• _Given instruction_
Nothing may be dropped or altered: reproduce all the data.

BEGIN Records

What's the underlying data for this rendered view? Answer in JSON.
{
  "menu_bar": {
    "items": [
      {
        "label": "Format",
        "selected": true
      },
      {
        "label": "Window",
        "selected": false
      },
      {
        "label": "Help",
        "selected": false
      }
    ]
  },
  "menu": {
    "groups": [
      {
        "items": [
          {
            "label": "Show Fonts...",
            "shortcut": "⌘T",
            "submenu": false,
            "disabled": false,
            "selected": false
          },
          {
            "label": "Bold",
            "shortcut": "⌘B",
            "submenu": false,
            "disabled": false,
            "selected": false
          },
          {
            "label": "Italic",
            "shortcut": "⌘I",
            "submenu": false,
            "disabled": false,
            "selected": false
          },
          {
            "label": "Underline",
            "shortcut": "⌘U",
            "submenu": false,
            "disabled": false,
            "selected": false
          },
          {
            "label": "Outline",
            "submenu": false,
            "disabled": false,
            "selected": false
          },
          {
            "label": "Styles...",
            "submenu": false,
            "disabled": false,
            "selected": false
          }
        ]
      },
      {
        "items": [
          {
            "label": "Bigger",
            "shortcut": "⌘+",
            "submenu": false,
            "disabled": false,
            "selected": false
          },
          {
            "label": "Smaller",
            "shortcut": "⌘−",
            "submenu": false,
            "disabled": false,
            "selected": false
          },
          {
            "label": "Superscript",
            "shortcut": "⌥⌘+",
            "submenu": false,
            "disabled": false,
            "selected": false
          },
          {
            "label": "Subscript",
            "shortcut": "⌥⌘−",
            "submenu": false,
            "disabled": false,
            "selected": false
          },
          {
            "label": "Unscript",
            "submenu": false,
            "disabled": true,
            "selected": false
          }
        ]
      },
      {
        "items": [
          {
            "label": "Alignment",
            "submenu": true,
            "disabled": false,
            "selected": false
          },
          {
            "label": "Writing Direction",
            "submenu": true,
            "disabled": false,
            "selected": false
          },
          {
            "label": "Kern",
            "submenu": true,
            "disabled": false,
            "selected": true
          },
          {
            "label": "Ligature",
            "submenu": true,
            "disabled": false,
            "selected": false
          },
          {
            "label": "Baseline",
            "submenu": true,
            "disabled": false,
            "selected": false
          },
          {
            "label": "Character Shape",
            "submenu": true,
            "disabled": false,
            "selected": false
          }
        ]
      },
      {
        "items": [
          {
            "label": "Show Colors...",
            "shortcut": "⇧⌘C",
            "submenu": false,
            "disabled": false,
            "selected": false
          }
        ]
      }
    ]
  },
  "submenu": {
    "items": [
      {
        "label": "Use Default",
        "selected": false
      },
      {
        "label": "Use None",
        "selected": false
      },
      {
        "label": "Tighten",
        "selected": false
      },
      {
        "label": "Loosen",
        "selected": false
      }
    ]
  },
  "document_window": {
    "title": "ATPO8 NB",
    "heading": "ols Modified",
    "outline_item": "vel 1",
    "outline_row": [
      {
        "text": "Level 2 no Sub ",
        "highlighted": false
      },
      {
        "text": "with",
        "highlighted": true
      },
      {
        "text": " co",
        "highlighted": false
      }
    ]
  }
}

END Records

• _The result_
What's the underlying data for this rendered view? Answer in JSON.
{
  "menu_bar": {
    "items": [
      {
        "label": "Format",
        "selected": true
      },
      {
        "label": "Window",
        "selected": false
      },
      {
        "label": "Help",
        "selected": false
      }
    ]
  },
  "menu": {
    "groups": [
      {
        "items": [
          {
            "label": "Show Fonts...",
            "shortcut": "⌘T",
            "submenu": false,
            "disabled": false,
            "selected": false
          },
          {
            "label": "Bold",
            "shortcut": "⌘B",
            "submenu": false,
            "disabled": false,
            "selected": false
          },
          {
            "label": "Italic",
            "shortcut": "⌘I",
            "submenu": false,
            "disabled": false,
            "selected": false
          },
          {
            "label": "Underline",
            "shortcut": "⌘U",
            "submenu": false,
            "disabled": false,
            "selected": false
          },
          {
            "label": "Outline",
            "submenu": false,
            "disabled": false,
            "selected": false
          },
          {
            "label": "Styles...",
            "submenu": false,
            "disabled": false,
            "selected": false
          }
        ]
      },
      {
        "items": [
          {
            "label": "Bigger",
            "shortcut": "⌘+",
            "submenu": false,
            "disabled": false,
            "selected": false
          },
          {
            "label": "Smaller",
            "shortcut": "⌘−",
            "submenu": false,
            "disabled": false,
            "selected": false
          },
          {
            "label": "Superscript",
            "shortcut": "⌥⌘+",
            "submenu": false,
            "disabled": false,
            "selected": false
          },
          {
            "label": "Subscript",
            "shortcut": "⌥⌘−",
            "submenu": false,
            "disabled": false,
            "selected": false
          },
          {
            "label": "Unscript",
            "submenu": false,
            "disabled": true,
            "selected": false
          }
        ]
      },
      {
        "items": [
          {
            "label": "Alignment",
            "submenu": true,
            "disabled": false,
            "selected": false
          },
          {
            "label": "Writing Direction",
            "submenu": true,
            "disabled": false,
            "selected": false
          },
          {
            "label": "Kern",
            "submenu": true,
            "disabled": false,
            "selected": true
          },
          {
            "label": "Ligature",
            "submenu": true,
            "disabled": false,
            "selected": false
          },
          {
            "label": "Baseline",
            "submenu": true,
            "disabled": false,
            "selected": false
          },
          {
            "label": "Character Shape",
            "submenu": true,
            "disabled": false,
            "selected": false
          }
        ]
      },
      {
        "items": [
          {
            "label": "Show Colors...",
            "shortcut": "⇧⌘C",
            "submenu": false,
            "disabled": false,
            "selected": false
          }
        ]
      }
    ]
  },
  "submenu": {
    "items": [
      {
        "label": "Use Default",
        "selected": false
      },
      {
        "label": "Use None",
        "selected": false
      },
      {
        "label": "Tighten",
        "selected": false
      },
      {
        "label": "Loosen",
        "selected": false
      }
    ]
  },
  "document_window": {
    "title": "ATPO8 NB",
    "heading": "ols Modified",
    "outline_item": "vel 1",
    "outline_row": [
      {
        "text": "Level 2 no Sub ",
        "highlighted": false
      },
      {
        "text": "with",
        "highlighted": true
      },
      {
        "text": " co",
        "highlighted": false
      }
    ]
  }
}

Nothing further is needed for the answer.